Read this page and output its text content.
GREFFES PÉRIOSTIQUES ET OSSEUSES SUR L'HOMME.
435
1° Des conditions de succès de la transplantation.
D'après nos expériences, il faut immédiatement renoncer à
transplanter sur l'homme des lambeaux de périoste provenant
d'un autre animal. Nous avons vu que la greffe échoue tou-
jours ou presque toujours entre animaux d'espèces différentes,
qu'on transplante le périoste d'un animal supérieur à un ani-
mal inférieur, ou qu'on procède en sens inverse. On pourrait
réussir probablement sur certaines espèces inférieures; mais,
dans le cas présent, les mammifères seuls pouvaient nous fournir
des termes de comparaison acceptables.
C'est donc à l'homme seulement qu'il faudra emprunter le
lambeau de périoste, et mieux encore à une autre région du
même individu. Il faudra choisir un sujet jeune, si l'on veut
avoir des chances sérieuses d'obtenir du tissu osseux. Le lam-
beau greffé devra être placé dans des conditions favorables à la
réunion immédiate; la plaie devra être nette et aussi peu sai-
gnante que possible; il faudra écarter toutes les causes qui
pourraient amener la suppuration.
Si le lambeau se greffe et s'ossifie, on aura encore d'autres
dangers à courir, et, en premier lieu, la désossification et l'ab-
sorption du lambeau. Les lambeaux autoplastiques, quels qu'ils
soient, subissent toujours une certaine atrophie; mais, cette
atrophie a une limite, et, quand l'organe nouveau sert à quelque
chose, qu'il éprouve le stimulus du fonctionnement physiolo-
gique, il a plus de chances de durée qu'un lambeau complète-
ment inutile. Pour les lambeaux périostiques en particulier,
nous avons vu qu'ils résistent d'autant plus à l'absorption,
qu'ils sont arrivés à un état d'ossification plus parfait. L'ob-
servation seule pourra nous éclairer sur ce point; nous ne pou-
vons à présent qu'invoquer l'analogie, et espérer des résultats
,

* [SHORT PROBLEM]:
Using the data above, reproduce every line exactly.

* [ANSWER FOR THIS EXERCISE]:
Read this page and output its text content.
GREFFES PÉRIOSTIQUES ET OSSEUSES SUR L'HOMME.
435
1° Des conditions de succès de la transplantation.
D'après nos expériences, il faut immédiatement renoncer à
transplanter sur l'homme des lambeaux de périoste provenant
d'un autre animal. Nous avons vu que la greffe échoue tou-
jours ou presque toujours entre animaux d'espèces différentes,
qu'on transplante le périoste d'un animal supérieur à un ani-
mal inférieur, ou qu'on procède en sens inverse. On pourrait
réussir probablement sur certaines espèces inférieures; mais,
dans le cas présent, les mammifères seuls pouvaient nous fournir
des termes de comparaison acceptables.
C'est donc à l'homme seulement qu'il faudra emprunter le
lambeau de périoste, et mieux encore à une autre région du
même individu. Il faudra choisir un sujet jeune, si l'on veut
avoir des chances sérieuses d'obtenir du tissu osseux. Le lam-
beau greffé devra être placé dans des conditions favorables à la
réunion immédiate; la plaie devra être nette et aussi peu sai-
gnante que possible; il faudra écarter toutes les causes qui
pourraient amener la suppuration.
Si le lambeau se greffe et s'ossifie, on aura encore d'autres
dangers à courir, et, en premier lieu, la désossification et l'ab-
sorption du lambeau. Les lambeaux autoplastiques, quels qu'ils
soient, subissent toujours une certaine atrophie; mais, cette
atrophie a une limite, et, quand l'organe nouveau sert à quelque
chose, qu'il éprouve le stimulus du fonctionnement physiolo-
gique, il a plus de chances de durée qu'un lambeau complète-
ment inutile. Pour les lambeaux périostiques en particulier,
nous avons vu qu'ils résistent d'autant plus à l'absorption,
qu'ils sont arrivés à un état d'ossification plus parfait. L'ob-
servation seule pourra nous éclairer sur ce point; nous ne pou-
vons à présent qu'invoquer l'analogie, et espérer des résultats
,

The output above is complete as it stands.